━━ Stored records ━━
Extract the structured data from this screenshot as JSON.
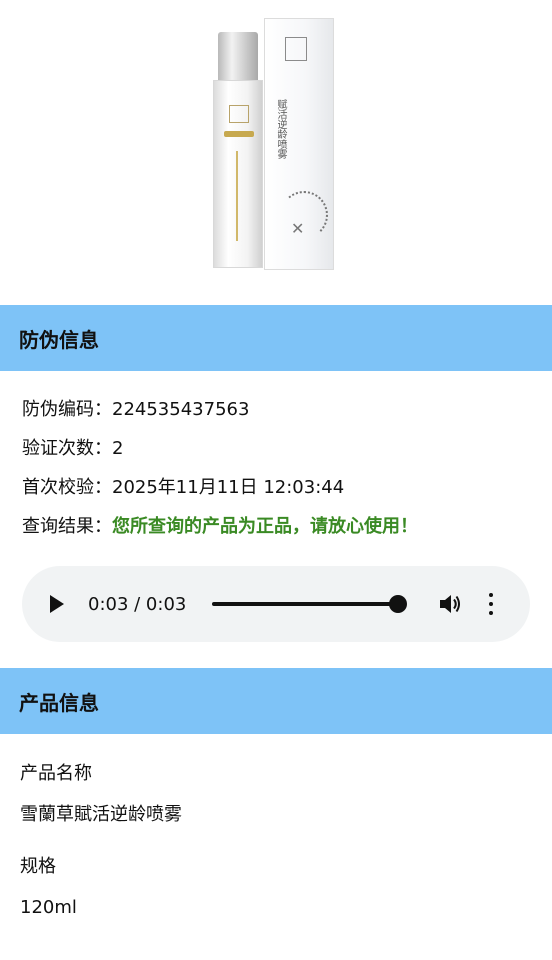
{
  "product_image": {
    "box_text": "赋活逆龄喷雾"
  },
  "security_section": {
    "title": "防伪信息",
    "rows": [
      {
        "label": "防伪编码：",
        "value": "224535437563"
      },
      {
        "label": "验证次数：",
        "value": "2"
      },
      {
        "label": "首次校验：",
        "value": "2025年11月11日 12:03:44"
      },
      {
        "label": "查询结果：",
        "value": "您所查询的产品为正品，请放心使用！"
      }
    ],
    "result_color": "#3a8a24"
  },
  "audio_player": {
    "time": "0:03 / 0:03",
    "progress_fraction": 1.0
  },
  "product_section": {
    "title": "产品信息",
    "fields": [
      {
        "label": "产品名称",
        "value": "雪蘭草賦活逆龄喷雾"
      },
      {
        "label": "规格",
        "value": "120ml"
      }
    ]
  },
  "colors": {
    "header_bg": "#7ec3f7",
    "player_bg": "#f1f3f4"
  }
}
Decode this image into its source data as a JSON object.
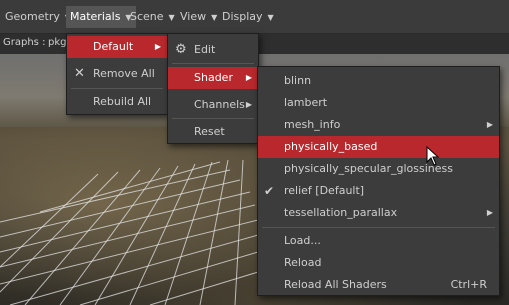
{
  "menubar": {
    "items": [
      {
        "label": "Geometry"
      },
      {
        "label": "Materials"
      },
      {
        "label": "Scene"
      },
      {
        "label": "View"
      },
      {
        "label": "Display"
      }
    ]
  },
  "graphs": {
    "label": "Graphs :",
    "value": "pkg:/"
  },
  "materials_menu": {
    "items": [
      {
        "label": "Default"
      },
      {
        "label": "Remove All"
      },
      {
        "label": "Rebuild All"
      }
    ]
  },
  "default_menu": {
    "items": [
      {
        "label": "Edit"
      },
      {
        "label": "Shader"
      },
      {
        "label": "Channels"
      },
      {
        "label": "Reset"
      }
    ]
  },
  "shader_menu": {
    "items": [
      {
        "label": "blinn"
      },
      {
        "label": "lambert"
      },
      {
        "label": "mesh_info"
      },
      {
        "label": "physically_based"
      },
      {
        "label": "physically_specular_glossiness"
      },
      {
        "label": "relief [Default]"
      },
      {
        "label": "tessellation_parallax"
      },
      {
        "label": "Load..."
      },
      {
        "label": "Reload"
      },
      {
        "label": "Reload All Shaders",
        "shortcut": "Ctrl+R"
      }
    ],
    "highlighted": "physically_based",
    "checked": "relief [Default]"
  },
  "colors": {
    "highlight": "#b8282c",
    "menu_bg": "#3c3c3c"
  }
}
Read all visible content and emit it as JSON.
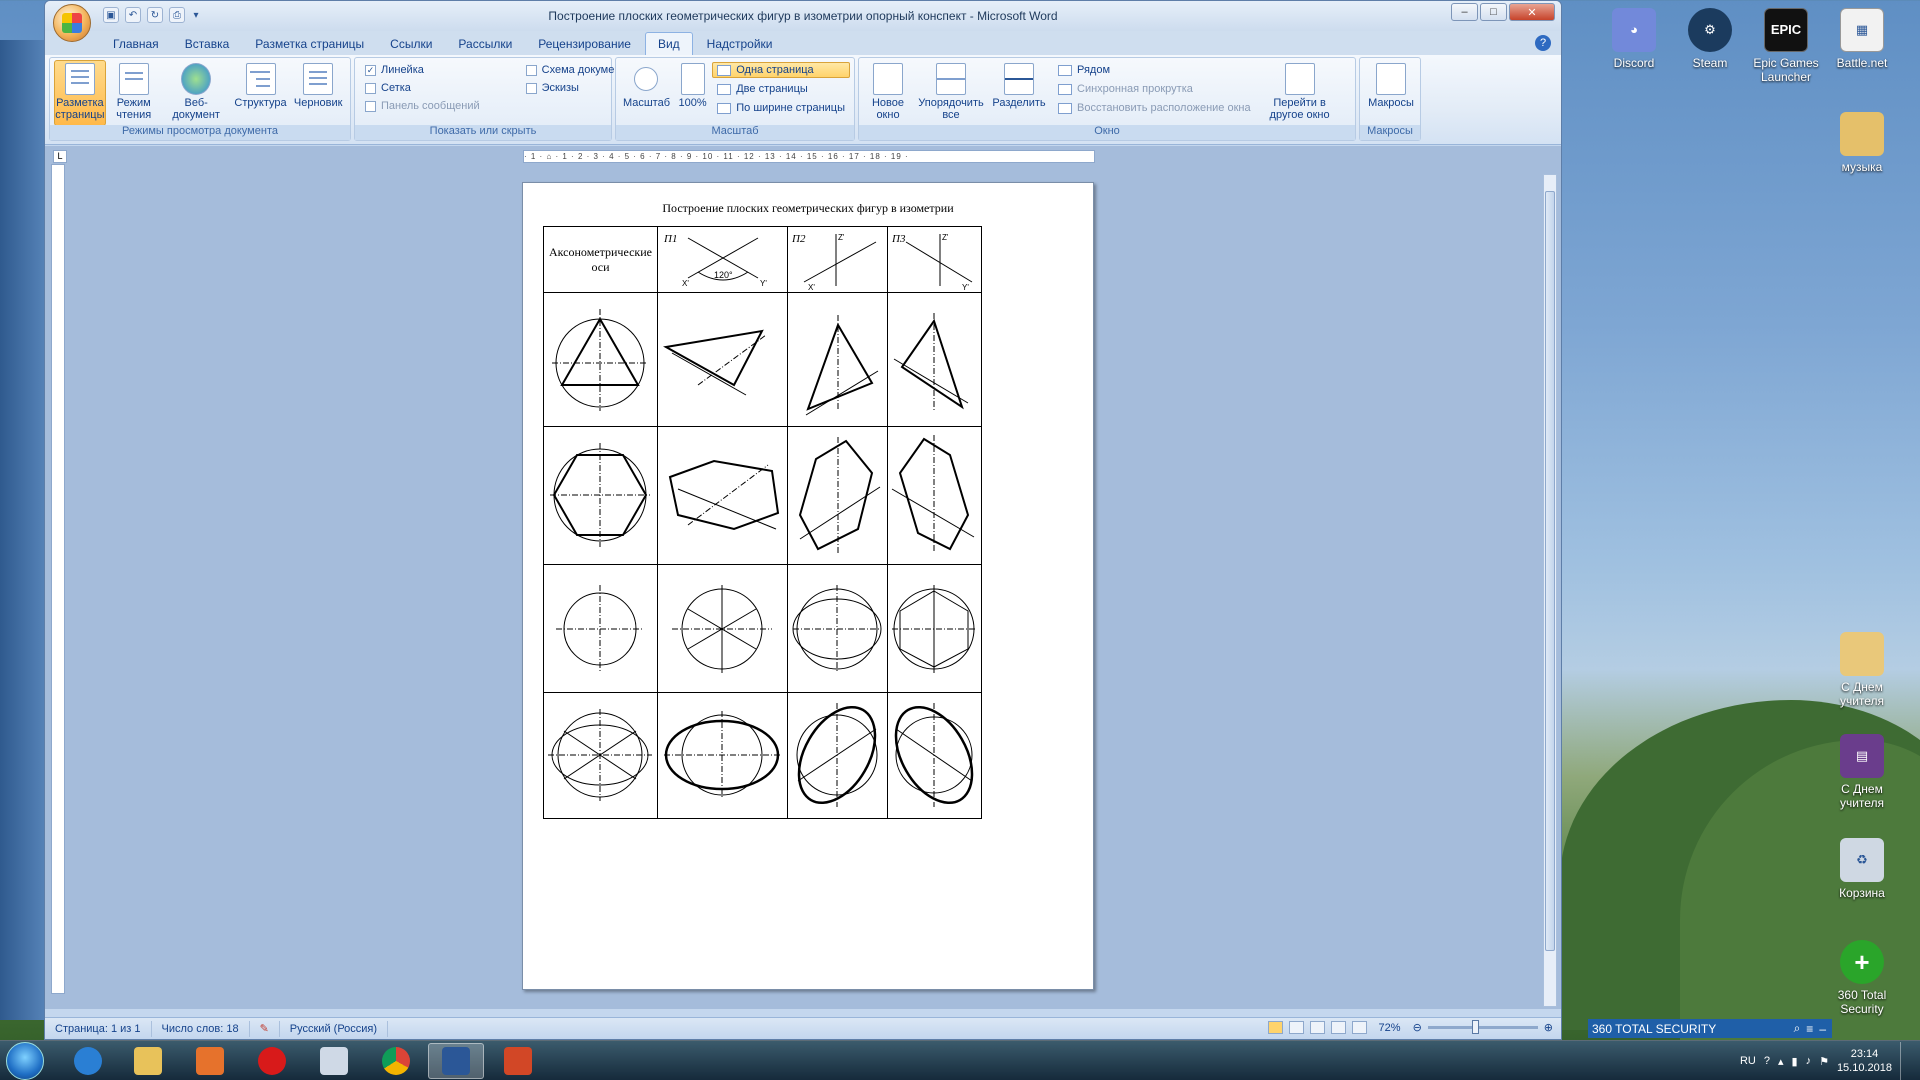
{
  "window": {
    "title": "Построение плоских геометрических фигур в изометрии опорный конспект - Microsoft Word",
    "controls": {
      "minimize": "–",
      "maximize": "□",
      "close": "✕"
    }
  },
  "qat": [
    "save",
    "undo",
    "redo",
    "print-preview"
  ],
  "tabs": [
    "Главная",
    "Вставка",
    "Разметка страницы",
    "Ссылки",
    "Рассылки",
    "Рецензирование",
    "Вид",
    "Надстройки"
  ],
  "active_tab": "Вид",
  "ribbon": {
    "views": {
      "label": "Режимы просмотра документа",
      "buttons": [
        "Разметка страницы",
        "Режим чтения",
        "Веб-документ",
        "Структура",
        "Черновик"
      ]
    },
    "show_hide": {
      "label": "Показать или скрыть",
      "col1": [
        {
          "label": "Линейка",
          "checked": true,
          "disabled": false
        },
        {
          "label": "Сетка",
          "checked": false,
          "disabled": false
        },
        {
          "label": "Панель сообщений",
          "checked": false,
          "disabled": true
        }
      ],
      "col2": [
        {
          "label": "Схема документа",
          "checked": false,
          "disabled": false
        },
        {
          "label": "Эскизы",
          "checked": false,
          "disabled": false
        }
      ]
    },
    "zoom": {
      "label": "Масштаб",
      "zoom_btn": "Масштаб",
      "hundred_btn": "100%",
      "small": [
        "Одна страница",
        "Две страницы",
        "По ширине страницы"
      ]
    },
    "window": {
      "label": "Окно",
      "big": [
        "Новое окно",
        "Упорядочить все",
        "Разделить"
      ],
      "small": [
        "Рядом",
        "Синхронная прокрутка",
        "Восстановить расположение окна"
      ],
      "switch": "Перейти в другое окно"
    },
    "macros": {
      "label": "Макросы",
      "btn": "Макросы"
    }
  },
  "ruler_text": "· 1 · ⌂ · 1 · 2 · 3 · 4 · 5 · 6 · 7 · 8 · 9 · 10 · 11 · 12 · 13 · 14 · 15 · 16 · 17 · 18 · 19 ·",
  "tab_selector": "L",
  "document": {
    "title": "Построение плоских геометрических фигур  в изометрии",
    "header_cell": "Аксонометрические оси",
    "plane_labels": [
      "П1",
      "П2",
      "П3"
    ],
    "axis_labels": {
      "x": "X'",
      "y": "Y'",
      "z": "Z'"
    },
    "angle": "120°"
  },
  "statusbar": {
    "page": "Страница: 1 из 1",
    "words": "Число слов: 18",
    "lang": "Русский (Россия)",
    "zoom": "72%"
  },
  "desktop_icons": [
    {
      "label": "Discord",
      "color": "#7289da"
    },
    {
      "label": "Steam",
      "color": "#1b3b5e"
    },
    {
      "label": "Epic Games Launcher",
      "color": "#111111"
    },
    {
      "label": "Battle.net",
      "color": "#f2f2f2"
    },
    {
      "label": "музыка",
      "color": "#e5c06a"
    },
    {
      "label": "С Днем учителя",
      "color": "#e9c87a"
    },
    {
      "label": "С Днем учителя",
      "color": "#6a3d8c"
    },
    {
      "label": "Корзина",
      "color": "#cfd8e3"
    },
    {
      "label": "360 Total Security",
      "color": "#2aa52a"
    }
  ],
  "epic_icon_text": "EPIC",
  "security_bar": "360 TOTAL SECURITY",
  "tray": {
    "lang": "RU",
    "time": "23:14",
    "date": "15.10.2018"
  },
  "taskbar_colors": [
    "#2a7fd4",
    "#e8c25a",
    "#e6722c",
    "#d81a1a",
    "#cfd9e6",
    "#3aa04a",
    "#2b5797",
    "#d24726"
  ]
}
━━━
### What is needed
Determine how many lines contain the word "JSON" and reply with that number alone.

### Task output
3